> [EXERCISE REQUIREMENTS] Note each line of the listing that contains the string "individual", and copy it.

----

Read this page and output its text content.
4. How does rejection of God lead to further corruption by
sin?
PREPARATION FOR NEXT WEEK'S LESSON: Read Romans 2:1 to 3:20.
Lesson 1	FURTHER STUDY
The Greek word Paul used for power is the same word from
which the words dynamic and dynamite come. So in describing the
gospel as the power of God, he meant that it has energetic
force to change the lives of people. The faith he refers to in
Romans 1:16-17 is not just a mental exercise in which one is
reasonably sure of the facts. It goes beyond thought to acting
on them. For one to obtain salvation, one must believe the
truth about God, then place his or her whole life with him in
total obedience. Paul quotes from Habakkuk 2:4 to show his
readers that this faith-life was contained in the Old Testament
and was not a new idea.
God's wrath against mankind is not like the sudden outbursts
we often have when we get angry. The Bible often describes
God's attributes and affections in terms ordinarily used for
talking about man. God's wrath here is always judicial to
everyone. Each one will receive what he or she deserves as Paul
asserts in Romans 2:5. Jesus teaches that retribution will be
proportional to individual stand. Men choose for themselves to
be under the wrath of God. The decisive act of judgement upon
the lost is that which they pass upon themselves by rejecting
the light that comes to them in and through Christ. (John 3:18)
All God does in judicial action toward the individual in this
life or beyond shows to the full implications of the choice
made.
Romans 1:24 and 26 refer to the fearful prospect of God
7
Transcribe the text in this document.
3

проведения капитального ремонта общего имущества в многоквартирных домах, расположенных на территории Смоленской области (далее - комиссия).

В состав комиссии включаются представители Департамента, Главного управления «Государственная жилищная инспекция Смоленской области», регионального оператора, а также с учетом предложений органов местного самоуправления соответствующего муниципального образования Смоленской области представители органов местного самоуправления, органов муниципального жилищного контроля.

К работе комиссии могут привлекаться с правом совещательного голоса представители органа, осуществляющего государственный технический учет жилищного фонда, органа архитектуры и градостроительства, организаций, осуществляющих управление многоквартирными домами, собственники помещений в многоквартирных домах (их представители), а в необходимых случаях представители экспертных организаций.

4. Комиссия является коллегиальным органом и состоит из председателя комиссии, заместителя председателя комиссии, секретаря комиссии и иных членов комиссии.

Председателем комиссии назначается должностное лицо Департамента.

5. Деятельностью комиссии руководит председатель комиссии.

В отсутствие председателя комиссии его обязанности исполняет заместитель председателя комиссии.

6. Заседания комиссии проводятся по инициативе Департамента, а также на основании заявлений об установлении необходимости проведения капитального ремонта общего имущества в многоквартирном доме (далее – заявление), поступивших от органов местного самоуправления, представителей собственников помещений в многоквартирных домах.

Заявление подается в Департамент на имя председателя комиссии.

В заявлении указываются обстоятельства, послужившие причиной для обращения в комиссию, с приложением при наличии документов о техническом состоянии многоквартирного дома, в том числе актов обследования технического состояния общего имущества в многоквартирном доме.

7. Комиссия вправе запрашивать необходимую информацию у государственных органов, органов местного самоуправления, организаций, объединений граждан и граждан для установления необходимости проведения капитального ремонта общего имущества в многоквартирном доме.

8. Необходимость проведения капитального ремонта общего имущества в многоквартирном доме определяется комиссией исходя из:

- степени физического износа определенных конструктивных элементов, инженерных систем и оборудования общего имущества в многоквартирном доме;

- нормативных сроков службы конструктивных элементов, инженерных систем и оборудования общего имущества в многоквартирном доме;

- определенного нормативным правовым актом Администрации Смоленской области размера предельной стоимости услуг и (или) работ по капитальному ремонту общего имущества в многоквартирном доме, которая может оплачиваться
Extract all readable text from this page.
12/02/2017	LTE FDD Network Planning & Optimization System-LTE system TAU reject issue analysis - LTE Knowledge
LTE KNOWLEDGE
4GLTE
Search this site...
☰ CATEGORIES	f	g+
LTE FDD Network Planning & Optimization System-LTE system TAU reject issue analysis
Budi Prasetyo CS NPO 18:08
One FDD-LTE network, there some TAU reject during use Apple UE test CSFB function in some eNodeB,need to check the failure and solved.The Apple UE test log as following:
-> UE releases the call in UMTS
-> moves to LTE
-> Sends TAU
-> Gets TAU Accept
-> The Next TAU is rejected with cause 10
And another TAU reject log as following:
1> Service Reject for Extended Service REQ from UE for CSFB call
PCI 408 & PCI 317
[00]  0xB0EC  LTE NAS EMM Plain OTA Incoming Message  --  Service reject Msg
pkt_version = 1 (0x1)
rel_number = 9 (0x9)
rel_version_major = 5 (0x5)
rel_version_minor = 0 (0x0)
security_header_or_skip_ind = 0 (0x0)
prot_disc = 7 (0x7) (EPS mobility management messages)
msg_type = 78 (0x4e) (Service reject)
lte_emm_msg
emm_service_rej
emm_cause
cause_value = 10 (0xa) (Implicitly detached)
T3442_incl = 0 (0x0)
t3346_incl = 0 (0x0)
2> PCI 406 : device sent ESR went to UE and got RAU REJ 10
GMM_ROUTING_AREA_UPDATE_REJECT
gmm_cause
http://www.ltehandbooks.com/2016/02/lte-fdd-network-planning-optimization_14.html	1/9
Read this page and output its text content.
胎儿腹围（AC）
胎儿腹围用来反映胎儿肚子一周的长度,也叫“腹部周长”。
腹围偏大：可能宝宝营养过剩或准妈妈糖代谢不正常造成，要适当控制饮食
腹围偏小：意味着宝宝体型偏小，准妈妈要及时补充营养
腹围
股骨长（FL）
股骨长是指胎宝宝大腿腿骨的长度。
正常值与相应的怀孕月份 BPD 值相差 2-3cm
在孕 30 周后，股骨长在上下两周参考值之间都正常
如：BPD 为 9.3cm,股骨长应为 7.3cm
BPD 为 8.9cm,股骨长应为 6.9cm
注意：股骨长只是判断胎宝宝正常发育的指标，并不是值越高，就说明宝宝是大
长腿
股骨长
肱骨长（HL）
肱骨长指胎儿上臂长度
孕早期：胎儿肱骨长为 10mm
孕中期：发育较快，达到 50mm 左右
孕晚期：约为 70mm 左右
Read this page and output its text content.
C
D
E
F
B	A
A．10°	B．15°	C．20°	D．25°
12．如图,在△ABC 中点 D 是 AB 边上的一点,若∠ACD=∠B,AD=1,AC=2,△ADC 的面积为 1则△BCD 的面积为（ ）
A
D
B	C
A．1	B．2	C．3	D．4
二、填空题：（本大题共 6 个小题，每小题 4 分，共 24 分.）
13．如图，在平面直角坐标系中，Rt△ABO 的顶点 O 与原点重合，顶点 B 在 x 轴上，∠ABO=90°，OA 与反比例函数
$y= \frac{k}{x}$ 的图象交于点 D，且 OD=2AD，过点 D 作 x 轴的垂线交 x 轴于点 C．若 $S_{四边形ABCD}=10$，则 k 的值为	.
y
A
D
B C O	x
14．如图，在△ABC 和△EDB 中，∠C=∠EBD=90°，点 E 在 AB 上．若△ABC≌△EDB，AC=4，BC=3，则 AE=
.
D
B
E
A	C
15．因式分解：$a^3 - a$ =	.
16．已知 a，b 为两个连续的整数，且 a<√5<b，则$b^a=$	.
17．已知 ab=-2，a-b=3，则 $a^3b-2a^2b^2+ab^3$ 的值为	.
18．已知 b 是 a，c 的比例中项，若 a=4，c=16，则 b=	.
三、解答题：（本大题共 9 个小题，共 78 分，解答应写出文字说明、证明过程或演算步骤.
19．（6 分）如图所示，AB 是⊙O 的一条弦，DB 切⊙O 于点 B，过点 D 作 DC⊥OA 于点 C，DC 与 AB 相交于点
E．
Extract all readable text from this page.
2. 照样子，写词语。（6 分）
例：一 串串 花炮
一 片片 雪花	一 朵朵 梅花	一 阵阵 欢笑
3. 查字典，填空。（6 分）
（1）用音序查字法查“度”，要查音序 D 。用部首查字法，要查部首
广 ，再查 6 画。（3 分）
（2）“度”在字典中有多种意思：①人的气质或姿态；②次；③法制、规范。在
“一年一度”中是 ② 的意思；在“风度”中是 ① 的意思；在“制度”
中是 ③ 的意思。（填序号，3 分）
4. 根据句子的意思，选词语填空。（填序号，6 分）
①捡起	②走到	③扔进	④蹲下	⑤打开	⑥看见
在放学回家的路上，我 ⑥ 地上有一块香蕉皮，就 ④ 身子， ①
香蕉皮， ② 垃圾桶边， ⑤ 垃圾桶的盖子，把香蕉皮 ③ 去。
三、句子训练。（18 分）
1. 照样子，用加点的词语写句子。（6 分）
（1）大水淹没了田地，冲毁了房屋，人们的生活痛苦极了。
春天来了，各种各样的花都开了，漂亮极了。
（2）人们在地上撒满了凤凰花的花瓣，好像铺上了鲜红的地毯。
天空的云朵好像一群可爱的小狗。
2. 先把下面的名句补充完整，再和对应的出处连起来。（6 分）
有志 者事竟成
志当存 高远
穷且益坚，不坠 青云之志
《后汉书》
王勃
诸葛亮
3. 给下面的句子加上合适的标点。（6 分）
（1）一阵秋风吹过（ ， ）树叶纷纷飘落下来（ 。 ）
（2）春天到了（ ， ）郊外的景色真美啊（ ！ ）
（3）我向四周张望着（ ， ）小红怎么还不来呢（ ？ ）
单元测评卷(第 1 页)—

----

> [TASK ANSWER]
proportional to individual stand. Men choose for themselves to
All God does in judicial action toward the individual in this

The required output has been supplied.